# DO THIS:
Extract every line from the records below that contains the word "indicator".
-- START OF ITEMS --
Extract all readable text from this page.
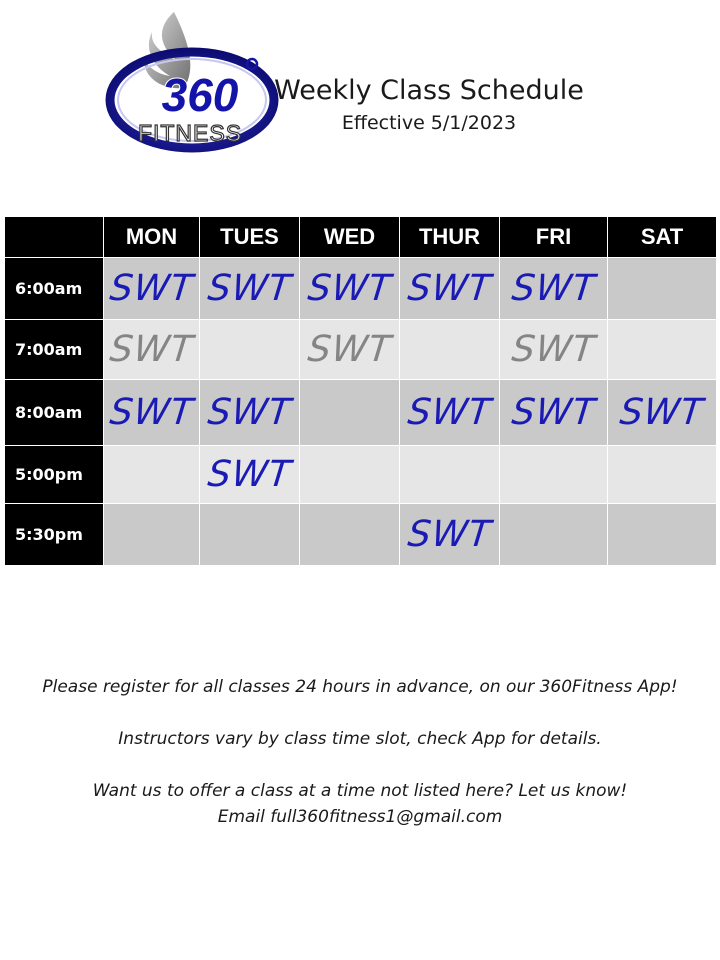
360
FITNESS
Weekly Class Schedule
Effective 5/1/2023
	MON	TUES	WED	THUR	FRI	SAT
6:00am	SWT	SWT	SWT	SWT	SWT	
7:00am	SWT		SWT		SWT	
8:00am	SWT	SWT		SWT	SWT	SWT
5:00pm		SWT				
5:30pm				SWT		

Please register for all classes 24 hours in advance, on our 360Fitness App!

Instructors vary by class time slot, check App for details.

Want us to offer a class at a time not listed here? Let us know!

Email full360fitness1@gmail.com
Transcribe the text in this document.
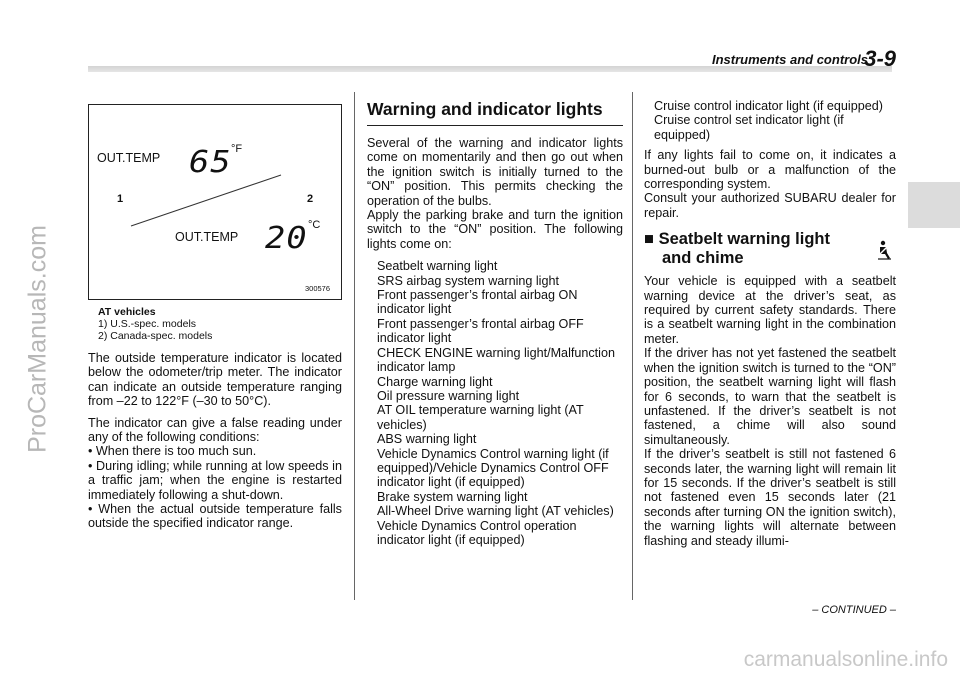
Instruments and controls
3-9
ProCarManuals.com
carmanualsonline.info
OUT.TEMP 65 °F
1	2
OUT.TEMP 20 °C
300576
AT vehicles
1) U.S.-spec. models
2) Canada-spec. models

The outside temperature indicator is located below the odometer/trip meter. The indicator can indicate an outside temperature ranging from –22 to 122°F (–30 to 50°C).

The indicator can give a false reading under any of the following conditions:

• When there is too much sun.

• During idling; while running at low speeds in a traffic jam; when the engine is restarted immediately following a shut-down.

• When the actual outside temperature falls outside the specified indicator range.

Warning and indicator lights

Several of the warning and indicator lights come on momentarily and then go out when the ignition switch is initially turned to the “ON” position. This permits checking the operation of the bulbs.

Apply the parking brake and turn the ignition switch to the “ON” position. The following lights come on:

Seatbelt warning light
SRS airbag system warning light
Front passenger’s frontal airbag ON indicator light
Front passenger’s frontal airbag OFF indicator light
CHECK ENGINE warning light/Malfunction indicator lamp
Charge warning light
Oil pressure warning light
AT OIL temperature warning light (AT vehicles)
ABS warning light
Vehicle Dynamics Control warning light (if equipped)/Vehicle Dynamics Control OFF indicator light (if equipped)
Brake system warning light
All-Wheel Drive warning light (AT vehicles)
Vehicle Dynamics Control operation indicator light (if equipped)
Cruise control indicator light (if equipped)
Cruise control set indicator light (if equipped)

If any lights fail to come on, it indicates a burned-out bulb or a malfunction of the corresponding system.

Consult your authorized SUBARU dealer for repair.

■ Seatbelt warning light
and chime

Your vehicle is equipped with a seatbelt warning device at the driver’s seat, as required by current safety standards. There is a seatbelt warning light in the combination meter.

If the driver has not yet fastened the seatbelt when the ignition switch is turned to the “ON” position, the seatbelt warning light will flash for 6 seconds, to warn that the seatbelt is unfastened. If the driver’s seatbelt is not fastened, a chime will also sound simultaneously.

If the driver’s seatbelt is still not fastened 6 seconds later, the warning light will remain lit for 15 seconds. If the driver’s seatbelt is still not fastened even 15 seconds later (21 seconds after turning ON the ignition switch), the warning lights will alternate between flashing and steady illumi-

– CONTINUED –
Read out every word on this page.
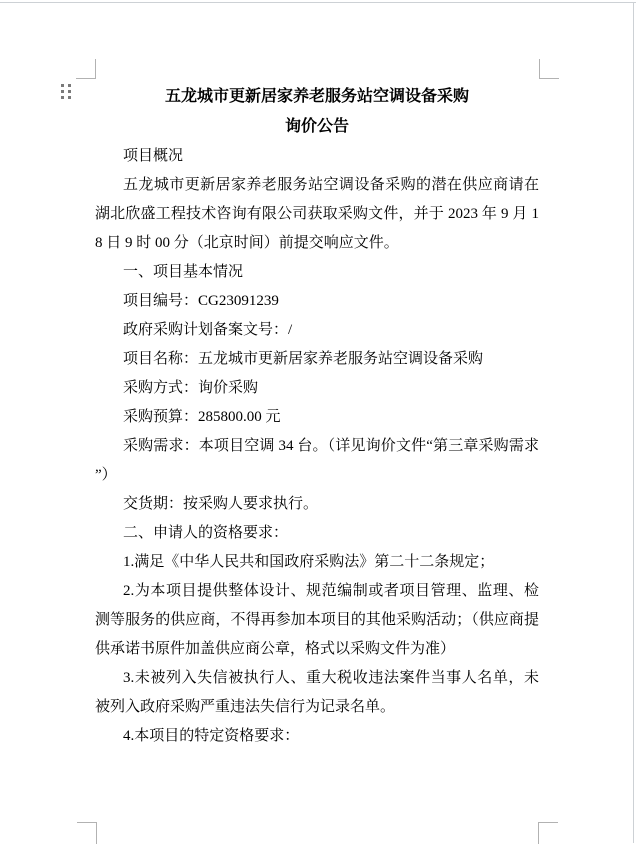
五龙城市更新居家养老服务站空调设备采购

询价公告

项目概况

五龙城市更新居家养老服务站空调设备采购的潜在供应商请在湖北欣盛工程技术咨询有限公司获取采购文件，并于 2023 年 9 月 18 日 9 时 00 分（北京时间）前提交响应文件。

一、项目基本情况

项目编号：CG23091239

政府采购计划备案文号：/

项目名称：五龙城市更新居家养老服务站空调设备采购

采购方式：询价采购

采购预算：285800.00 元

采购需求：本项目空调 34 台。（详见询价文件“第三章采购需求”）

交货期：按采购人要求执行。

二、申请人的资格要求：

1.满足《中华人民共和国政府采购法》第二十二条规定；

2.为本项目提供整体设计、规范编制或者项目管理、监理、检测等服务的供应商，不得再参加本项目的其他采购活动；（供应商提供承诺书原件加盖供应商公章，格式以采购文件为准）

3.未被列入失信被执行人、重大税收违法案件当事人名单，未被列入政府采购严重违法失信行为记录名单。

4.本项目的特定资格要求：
-- END OF ITEMS --
# CORRECT RESULT:
The outside temperature indicator is located below the odometer/trip meter. The indicator can indicate an outside temperature ranging from –22 to 122°F (–30 to 50°C).
The indicator can give a false reading under any of the following conditions:
• When the actual outside temperature falls outside the specified indicator range.
Warning and indicator lights
Several of the warning and indicator lights come on momentarily and then go out when the ignition switch is initially turned to the “ON” position. This permits checking the operation of the bulbs.
Front passenger’s frontal airbag ON indicator light
Front passenger’s frontal airbag OFF indicator light
CHECK ENGINE warning light/Malfunction indicator lamp
Vehicle Dynamics Control warning light (if equipped)/Vehicle Dynamics Control OFF indicator light (if equipped)
Vehicle Dynamics Control operation indicator light (if equipped)
Cruise control indicator light (if equipped)
Cruise control set indicator light (if equipped)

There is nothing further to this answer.